> TASK DETAILS
The entries are to be returned exactly, with images left out.

— Start of DATA EXCERPTS —

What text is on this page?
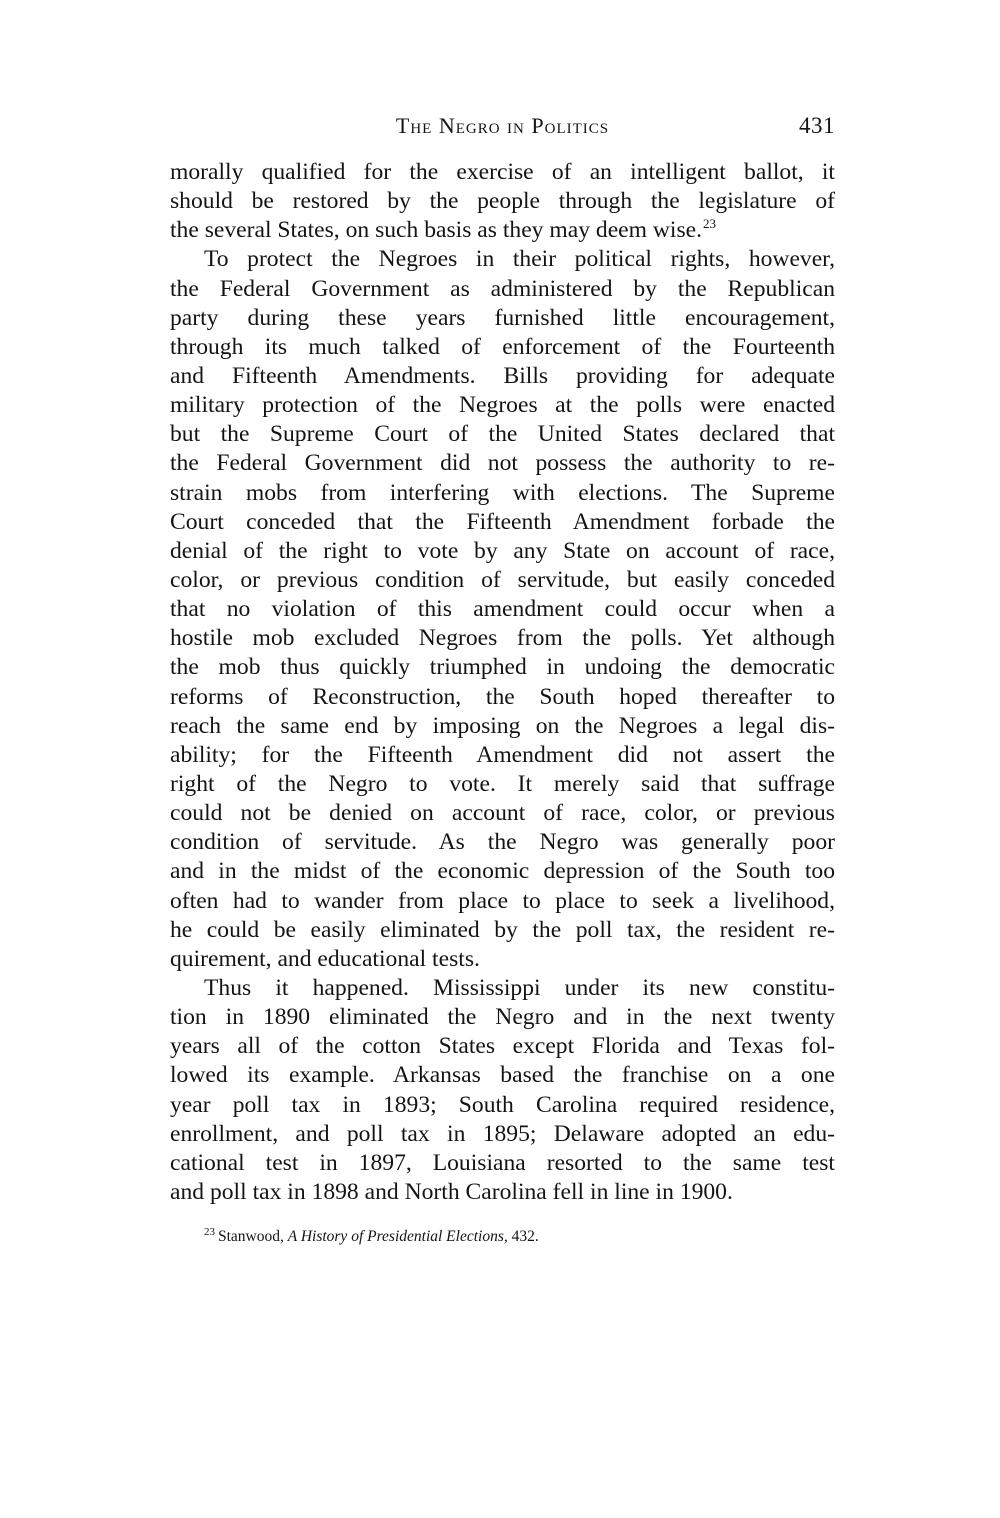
The Negro in Politics	431
morally qualified for the exercise of an intelligent ballot, it
should be restored by the people through the legislature of
the several States, on such basis as they may deem wise.$^{23}$
To protect the Negroes in their political rights, however,
the Federal Government as administered by the Republican
party during these years furnished little encouragement,
through its much talked of enforcement of the Fourteenth
and Fifteenth Amendments. Bills providing for adequate
military protection of the Negroes at the polls were enacted
but the Supreme Court of the United States declared that
the Federal Government did not possess the authority to re-
strain mobs from interfering with elections. The Supreme
Court conceded that the Fifteenth Amendment forbade the
denial of the right to vote by any State on account of race,
color, or previous condition of servitude, but easily conceded
that no violation of this amendment could occur when a
hostile mob excluded Negroes from the polls. Yet although
the mob thus quickly triumphed in undoing the democratic
reforms of Reconstruction, the South hoped thereafter to
reach the same end by imposing on the Negroes a legal dis-
ability; for the Fifteenth Amendment did not assert the
right of the Negro to vote. It merely said that suffrage
could not be denied on account of race, color, or previous
condition of servitude. As the Negro was generally poor
and in the midst of the economic depression of the South too
often had to wander from place to place to seek a livelihood,
he could be easily eliminated by the poll tax, the resident re-
quirement, and educational tests.
Thus it happened. Mississippi under its new constitu-
tion in 1890 eliminated the Negro and in the next twenty
years all of the cotton States except Florida and Texas fol-
lowed its example. Arkansas based the franchise on a one
year poll tax in 1893; South Carolina required residence,
enrollment, and poll tax in 1895; Delaware adopted an edu-
cational test in 1897, Louisiana resorted to the same test
and poll tax in 1898 and North Carolina fell in line in 1900.
$^{23}$ Stanwood, A History of Presidential Elections, 432.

— End of DATA EXCERPTS —

> WRITTEN REPLY
What text is on this page?
The Negro in Politics	431
morally qualified for the exercise of an intelligent ballot, it
should be restored by the people through the legislature of
the several States, on such basis as they may deem wise.$^{23}$
To protect the Negroes in their political rights, however,
the Federal Government as administered by the Republican
party during these years furnished little encouragement,
through its much talked of enforcement of the Fourteenth
and Fifteenth Amendments. Bills providing for adequate
military protection of the Negroes at the polls were enacted
but the Supreme Court of the United States declared that
the Federal Government did not possess the authority to re-
strain mobs from interfering with elections. The Supreme
Court conceded that the Fifteenth Amendment forbade the
denial of the right to vote by any State on account of race,
color, or previous condition of servitude, but easily conceded
that no violation of this amendment could occur when a
hostile mob excluded Negroes from the polls. Yet although
the mob thus quickly triumphed in undoing the democratic
reforms of Reconstruction, the South hoped thereafter to
reach the same end by imposing on the Negroes a legal dis-
ability; for the Fifteenth Amendment did not assert the
right of the Negro to vote. It merely said that suffrage
could not be denied on account of race, color, or previous
condition of servitude. As the Negro was generally poor
and in the midst of the economic depression of the South too
often had to wander from place to place to seek a livelihood,
he could be easily eliminated by the poll tax, the resident re-
quirement, and educational tests.
Thus it happened. Mississippi under its new constitu-
tion in 1890 eliminated the Negro and in the next twenty
years all of the cotton States except Florida and Texas fol-
lowed its example. Arkansas based the franchise on a one
year poll tax in 1893; South Carolina required residence,
enrollment, and poll tax in 1895; Delaware adopted an edu-
cational test in 1897, Louisiana resorted to the same test
and poll tax in 1898 and North Carolina fell in line in 1900.
$^{23}$ Stanwood, A History of Presidential Elections, 432.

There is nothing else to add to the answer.